§ RECORD LIST

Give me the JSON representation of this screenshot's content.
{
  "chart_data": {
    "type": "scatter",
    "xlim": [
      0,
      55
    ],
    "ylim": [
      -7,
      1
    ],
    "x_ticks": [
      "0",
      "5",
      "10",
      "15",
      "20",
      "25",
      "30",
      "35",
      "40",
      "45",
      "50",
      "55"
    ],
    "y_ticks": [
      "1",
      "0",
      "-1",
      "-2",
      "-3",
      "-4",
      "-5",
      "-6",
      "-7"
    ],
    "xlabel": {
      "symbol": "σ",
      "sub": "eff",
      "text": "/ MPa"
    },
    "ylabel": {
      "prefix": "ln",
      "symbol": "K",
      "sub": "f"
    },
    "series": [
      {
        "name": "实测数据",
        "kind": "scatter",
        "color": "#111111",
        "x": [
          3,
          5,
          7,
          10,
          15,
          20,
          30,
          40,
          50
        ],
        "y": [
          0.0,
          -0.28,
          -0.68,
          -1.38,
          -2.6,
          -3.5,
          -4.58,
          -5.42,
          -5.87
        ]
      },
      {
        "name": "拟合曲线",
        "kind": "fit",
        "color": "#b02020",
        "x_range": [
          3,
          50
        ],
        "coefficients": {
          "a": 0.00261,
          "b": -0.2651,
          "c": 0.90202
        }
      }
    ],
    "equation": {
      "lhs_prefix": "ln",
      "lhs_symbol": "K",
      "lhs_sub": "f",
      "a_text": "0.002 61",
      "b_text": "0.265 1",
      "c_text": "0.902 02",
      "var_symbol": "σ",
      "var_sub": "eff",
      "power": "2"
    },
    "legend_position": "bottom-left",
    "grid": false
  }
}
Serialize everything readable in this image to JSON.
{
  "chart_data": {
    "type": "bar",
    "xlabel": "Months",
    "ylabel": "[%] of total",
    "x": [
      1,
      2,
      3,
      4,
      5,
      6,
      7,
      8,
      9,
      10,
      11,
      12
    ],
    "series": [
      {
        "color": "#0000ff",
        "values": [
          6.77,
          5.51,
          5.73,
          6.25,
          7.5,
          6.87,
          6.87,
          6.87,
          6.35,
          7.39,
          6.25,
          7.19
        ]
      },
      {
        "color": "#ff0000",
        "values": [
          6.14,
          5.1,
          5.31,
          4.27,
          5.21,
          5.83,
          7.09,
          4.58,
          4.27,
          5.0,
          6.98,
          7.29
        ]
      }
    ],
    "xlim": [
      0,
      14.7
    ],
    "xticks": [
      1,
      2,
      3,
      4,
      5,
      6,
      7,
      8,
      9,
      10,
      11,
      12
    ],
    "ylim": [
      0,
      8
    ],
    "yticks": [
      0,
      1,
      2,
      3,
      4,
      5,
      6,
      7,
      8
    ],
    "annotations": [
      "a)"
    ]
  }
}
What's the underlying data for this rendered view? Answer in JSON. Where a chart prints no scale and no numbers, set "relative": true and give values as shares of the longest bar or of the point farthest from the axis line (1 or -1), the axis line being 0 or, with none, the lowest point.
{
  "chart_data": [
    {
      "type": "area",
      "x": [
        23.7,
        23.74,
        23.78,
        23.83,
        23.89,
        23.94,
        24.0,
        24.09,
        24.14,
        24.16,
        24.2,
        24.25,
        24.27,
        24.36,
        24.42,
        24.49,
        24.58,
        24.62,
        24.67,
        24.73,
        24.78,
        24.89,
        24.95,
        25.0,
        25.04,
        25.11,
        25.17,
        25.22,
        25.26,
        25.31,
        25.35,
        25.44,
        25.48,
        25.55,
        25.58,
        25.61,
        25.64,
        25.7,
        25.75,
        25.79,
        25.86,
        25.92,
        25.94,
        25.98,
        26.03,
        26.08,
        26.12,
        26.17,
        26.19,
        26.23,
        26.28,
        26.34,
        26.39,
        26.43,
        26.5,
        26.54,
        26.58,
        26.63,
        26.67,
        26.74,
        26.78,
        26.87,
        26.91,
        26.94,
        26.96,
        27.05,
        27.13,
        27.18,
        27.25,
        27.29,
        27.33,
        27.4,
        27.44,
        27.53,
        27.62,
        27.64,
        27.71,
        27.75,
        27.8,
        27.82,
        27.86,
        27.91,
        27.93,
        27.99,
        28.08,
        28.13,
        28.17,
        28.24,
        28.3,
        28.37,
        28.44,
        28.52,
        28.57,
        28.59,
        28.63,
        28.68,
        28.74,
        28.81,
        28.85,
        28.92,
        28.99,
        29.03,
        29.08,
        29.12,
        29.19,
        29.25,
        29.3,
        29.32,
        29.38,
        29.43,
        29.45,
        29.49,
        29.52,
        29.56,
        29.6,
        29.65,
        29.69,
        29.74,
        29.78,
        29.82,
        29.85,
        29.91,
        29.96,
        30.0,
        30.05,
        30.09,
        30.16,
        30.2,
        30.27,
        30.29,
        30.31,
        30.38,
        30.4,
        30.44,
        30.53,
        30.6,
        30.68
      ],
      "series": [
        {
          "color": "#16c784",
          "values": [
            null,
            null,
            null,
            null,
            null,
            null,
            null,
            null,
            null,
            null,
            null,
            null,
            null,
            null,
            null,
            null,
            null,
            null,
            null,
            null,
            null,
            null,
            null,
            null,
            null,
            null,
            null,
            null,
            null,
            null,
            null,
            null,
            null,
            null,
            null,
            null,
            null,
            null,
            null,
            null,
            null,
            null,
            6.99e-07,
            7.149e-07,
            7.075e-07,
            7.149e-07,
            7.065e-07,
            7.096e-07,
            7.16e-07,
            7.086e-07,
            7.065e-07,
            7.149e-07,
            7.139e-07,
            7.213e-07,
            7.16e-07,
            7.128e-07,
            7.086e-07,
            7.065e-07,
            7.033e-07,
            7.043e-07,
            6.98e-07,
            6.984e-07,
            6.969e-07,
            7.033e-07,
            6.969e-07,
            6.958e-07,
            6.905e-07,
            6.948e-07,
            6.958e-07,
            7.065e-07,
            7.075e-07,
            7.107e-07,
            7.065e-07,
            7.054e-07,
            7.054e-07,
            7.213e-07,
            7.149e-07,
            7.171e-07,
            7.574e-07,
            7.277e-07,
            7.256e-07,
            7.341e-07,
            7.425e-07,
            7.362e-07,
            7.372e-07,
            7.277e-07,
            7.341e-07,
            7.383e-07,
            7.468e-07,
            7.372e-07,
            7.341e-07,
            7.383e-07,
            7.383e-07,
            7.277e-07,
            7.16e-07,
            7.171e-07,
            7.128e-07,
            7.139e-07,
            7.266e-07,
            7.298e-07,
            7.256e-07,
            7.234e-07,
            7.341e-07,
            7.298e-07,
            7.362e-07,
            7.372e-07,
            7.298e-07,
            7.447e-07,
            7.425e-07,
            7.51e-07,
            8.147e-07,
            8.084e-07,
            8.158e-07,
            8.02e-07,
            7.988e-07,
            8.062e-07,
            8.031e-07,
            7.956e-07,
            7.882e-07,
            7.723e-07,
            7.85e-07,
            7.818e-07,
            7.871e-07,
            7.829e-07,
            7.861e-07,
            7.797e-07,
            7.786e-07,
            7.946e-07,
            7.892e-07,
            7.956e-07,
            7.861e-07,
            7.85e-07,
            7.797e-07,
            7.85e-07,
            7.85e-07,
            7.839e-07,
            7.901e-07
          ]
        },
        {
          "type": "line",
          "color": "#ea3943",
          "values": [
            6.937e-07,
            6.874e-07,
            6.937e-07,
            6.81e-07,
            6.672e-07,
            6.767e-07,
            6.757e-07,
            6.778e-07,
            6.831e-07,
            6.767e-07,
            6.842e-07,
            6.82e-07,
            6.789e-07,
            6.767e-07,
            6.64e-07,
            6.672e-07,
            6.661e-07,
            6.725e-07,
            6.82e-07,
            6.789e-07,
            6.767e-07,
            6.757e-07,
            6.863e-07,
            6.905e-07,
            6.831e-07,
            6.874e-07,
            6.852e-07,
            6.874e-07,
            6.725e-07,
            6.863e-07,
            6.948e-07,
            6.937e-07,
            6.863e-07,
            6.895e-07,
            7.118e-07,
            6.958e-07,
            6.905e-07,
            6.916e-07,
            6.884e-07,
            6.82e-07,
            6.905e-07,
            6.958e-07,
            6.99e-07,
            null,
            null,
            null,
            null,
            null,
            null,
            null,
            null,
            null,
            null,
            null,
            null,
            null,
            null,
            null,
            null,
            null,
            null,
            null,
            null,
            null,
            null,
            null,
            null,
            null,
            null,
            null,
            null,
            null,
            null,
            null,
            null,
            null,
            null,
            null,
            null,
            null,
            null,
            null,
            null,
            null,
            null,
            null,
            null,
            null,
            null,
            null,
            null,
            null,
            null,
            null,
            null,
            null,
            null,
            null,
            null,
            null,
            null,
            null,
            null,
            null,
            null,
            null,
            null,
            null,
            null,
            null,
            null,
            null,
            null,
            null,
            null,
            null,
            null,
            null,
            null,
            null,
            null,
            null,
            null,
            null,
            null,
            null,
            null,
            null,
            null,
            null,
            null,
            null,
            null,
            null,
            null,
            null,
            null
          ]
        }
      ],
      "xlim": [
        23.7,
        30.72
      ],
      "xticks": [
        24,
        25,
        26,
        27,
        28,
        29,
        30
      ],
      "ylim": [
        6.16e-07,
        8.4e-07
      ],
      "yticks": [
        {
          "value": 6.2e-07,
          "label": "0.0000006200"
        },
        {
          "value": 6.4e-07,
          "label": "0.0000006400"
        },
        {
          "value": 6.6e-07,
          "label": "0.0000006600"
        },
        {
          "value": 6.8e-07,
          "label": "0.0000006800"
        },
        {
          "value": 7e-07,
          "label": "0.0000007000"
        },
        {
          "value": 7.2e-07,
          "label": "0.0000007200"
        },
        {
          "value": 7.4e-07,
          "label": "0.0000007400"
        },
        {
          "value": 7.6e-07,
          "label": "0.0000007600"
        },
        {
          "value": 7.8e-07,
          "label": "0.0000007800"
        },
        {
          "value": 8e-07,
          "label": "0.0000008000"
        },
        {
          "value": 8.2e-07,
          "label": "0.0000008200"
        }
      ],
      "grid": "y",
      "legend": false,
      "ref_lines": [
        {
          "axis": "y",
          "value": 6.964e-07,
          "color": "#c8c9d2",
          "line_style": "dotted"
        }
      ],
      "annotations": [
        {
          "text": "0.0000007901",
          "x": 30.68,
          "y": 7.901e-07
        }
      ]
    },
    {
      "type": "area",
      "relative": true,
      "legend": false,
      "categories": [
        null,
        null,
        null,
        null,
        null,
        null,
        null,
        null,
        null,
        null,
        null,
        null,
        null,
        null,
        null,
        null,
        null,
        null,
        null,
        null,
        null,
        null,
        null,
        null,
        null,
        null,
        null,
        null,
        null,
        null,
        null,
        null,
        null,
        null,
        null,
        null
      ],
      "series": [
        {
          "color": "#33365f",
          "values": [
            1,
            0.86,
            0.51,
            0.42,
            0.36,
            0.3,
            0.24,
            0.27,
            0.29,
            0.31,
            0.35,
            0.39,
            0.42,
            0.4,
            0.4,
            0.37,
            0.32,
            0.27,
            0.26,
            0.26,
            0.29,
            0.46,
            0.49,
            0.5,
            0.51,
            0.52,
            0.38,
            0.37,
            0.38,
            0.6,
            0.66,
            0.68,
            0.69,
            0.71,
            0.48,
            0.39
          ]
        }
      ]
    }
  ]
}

§ WRITTEN PROBLEM
Go through the records and copy each line with "this" in it.

§ EXERCISE RESULT
Give me the JSON representation of this screenshot's content.
Serialize everything readable in this image to JSON.
What's the underlying data for this rendered view? Answer in JSON. Where a chart prints no scale and no numbers, set "relative": true and give values as shares of the longest bar or of the point farthest from the axis line (1 or -1), the axis line being 0 or, with none, the lowest point.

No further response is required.